-- Begin Extracted material --

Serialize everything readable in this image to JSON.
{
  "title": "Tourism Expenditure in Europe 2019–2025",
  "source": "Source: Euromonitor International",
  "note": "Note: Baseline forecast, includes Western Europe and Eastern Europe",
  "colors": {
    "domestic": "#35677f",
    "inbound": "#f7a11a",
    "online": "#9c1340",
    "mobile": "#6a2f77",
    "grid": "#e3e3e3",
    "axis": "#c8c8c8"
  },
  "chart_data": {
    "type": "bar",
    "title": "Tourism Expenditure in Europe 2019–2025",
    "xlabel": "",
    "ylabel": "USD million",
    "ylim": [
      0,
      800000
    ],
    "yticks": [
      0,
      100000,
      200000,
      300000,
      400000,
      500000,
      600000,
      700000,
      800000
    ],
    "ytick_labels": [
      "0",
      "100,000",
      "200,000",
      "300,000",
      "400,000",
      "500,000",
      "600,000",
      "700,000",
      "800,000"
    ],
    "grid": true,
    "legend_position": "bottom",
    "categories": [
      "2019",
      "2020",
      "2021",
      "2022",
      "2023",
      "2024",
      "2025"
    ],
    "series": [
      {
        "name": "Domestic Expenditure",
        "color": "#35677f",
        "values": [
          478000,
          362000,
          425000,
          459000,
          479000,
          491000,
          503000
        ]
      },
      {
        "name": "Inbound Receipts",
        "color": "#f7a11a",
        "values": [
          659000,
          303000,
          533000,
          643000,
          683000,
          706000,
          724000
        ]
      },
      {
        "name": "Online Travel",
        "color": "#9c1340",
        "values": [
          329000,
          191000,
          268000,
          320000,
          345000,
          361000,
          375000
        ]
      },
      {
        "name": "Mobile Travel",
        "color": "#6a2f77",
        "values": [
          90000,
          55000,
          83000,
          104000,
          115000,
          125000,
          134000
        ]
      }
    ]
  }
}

-- End Extracted material --

Looking at the records above, tally the lines holding "Travel" and reply with that number only.

# Task solution:
2